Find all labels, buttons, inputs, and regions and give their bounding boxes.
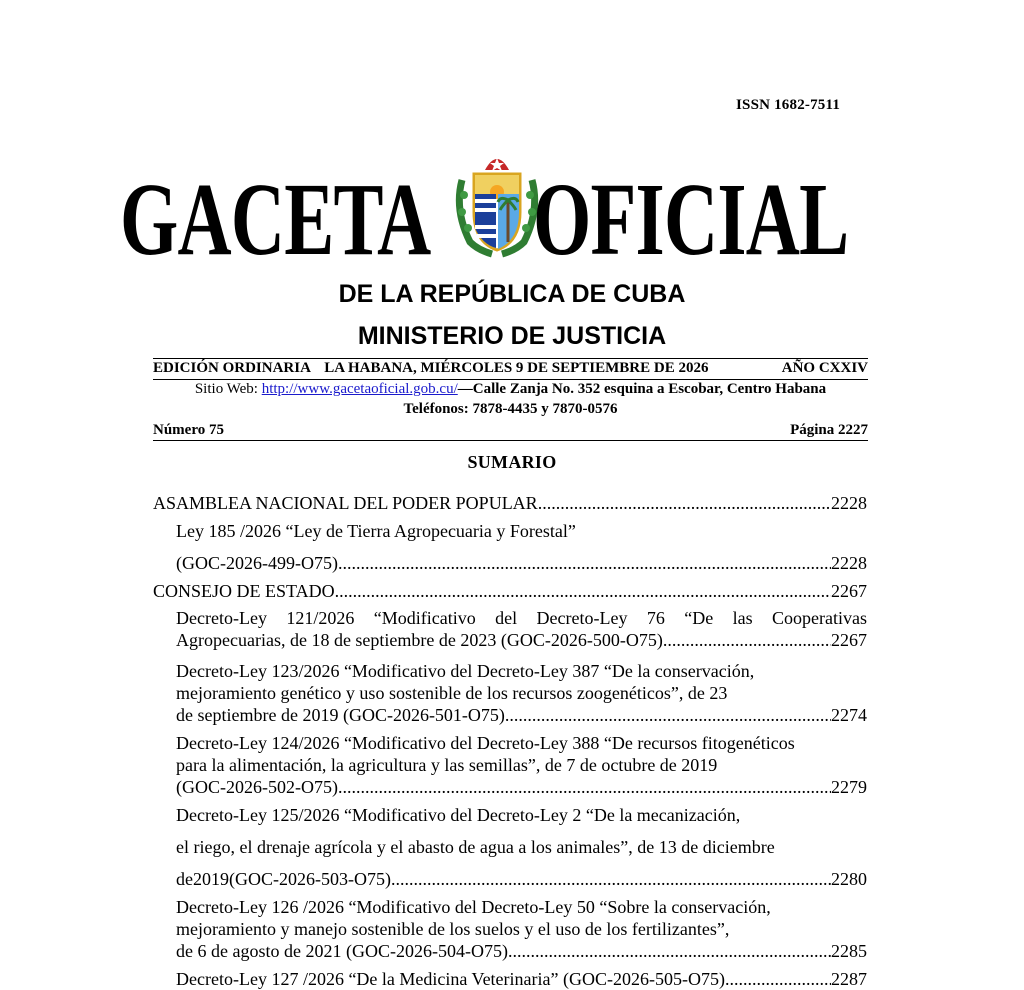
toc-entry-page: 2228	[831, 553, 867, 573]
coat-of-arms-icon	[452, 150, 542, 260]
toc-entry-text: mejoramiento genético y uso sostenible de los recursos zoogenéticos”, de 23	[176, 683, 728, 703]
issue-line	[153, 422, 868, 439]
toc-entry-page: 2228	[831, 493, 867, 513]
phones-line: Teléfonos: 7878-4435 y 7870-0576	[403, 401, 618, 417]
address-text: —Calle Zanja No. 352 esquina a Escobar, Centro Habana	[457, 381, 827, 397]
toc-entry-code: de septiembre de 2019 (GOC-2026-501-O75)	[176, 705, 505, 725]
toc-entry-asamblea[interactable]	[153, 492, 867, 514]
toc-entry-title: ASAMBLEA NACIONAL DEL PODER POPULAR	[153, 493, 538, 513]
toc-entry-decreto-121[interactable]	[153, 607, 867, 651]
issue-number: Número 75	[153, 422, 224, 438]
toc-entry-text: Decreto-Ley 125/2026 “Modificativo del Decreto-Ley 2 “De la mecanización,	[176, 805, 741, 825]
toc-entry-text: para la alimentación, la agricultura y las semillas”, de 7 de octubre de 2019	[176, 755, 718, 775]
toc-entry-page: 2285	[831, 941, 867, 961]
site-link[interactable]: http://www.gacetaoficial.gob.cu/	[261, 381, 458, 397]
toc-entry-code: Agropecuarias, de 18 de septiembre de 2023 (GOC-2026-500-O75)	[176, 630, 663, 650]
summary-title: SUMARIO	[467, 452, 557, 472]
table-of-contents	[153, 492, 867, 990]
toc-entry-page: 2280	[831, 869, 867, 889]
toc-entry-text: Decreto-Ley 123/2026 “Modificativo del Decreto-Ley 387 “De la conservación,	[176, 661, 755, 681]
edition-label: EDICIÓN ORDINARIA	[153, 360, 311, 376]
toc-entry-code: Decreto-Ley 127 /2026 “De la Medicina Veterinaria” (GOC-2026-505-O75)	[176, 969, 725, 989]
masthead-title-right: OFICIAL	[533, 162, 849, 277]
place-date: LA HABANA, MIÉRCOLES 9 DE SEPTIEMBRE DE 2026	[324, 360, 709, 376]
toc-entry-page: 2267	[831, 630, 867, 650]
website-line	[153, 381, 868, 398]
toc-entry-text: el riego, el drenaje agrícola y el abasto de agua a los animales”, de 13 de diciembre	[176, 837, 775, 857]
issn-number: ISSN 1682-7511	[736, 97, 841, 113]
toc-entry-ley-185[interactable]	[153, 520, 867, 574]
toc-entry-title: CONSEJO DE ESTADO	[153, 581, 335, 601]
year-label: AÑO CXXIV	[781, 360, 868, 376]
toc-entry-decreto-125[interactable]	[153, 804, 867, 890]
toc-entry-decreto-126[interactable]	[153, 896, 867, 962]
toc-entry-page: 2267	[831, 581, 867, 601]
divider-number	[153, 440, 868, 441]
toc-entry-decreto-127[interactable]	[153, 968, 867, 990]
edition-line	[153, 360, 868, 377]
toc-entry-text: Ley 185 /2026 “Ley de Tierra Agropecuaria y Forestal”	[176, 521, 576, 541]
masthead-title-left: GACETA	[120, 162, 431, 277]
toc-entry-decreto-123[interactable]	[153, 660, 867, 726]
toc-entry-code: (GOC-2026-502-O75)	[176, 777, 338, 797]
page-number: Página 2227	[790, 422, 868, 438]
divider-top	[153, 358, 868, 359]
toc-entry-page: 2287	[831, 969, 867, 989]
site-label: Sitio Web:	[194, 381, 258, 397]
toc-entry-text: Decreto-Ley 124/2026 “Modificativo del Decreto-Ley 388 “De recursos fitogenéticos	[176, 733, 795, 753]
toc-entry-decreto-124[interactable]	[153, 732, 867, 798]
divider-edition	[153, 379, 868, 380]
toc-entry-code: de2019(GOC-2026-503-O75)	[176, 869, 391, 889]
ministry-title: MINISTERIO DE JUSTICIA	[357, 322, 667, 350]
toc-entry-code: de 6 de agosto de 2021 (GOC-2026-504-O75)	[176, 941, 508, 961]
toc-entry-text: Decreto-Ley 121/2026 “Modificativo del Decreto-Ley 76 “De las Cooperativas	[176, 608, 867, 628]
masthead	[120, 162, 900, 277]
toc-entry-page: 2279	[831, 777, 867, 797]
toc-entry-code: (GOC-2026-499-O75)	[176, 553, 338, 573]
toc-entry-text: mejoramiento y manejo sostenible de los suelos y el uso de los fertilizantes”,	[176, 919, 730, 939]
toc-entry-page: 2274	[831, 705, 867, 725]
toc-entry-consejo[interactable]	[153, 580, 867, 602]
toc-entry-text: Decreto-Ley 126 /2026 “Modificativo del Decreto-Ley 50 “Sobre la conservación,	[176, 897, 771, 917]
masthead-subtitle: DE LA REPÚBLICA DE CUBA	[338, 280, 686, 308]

◇ ◇ ◇

WHAT THIS TASK INVOLVES:
Reproduce the items verbatim, beginning with the line that contains "553, 867, 573]" and continuing through the line that contains "941, 867, 961]".

RESPONSE BELOW:
toc-entry-page: 2228	[831, 553, 867, 573]
coat-of-arms-icon	[452, 150, 542, 260]
toc-entry-text: mejoramiento genético y uso sostenible de los recursos zoogenéticos”, de 23	[176, 683, 728, 703]
issue-line	[153, 422, 868, 439]
toc-entry-page: 2228	[831, 493, 867, 513]
phones-line: Teléfonos: 7878-4435 y 7870-0576	[403, 401, 618, 417]
address-text: —Calle Zanja No. 352 esquina a Escobar, Centro Habana	[457, 381, 827, 397]
toc-entry-code: de septiembre de 2019 (GOC-2026-501-O75)	[176, 705, 505, 725]
toc-entry-asamblea[interactable]	[153, 492, 867, 514]
toc-entry-title: ASAMBLEA NACIONAL DEL PODER POPULAR	[153, 493, 538, 513]
toc-entry-decreto-121[interactable]	[153, 607, 867, 651]
issue-number: Número 75	[153, 422, 224, 438]
toc-entry-text: Decreto-Ley 125/2026 “Modificativo del Decreto-Ley 2 “De la mecanización,	[176, 805, 741, 825]
toc-entry-text: para la alimentación, la agricultura y las semillas”, de 7 de octubre de 2019	[176, 755, 718, 775]
toc-entry-page: 2285	[831, 941, 867, 961]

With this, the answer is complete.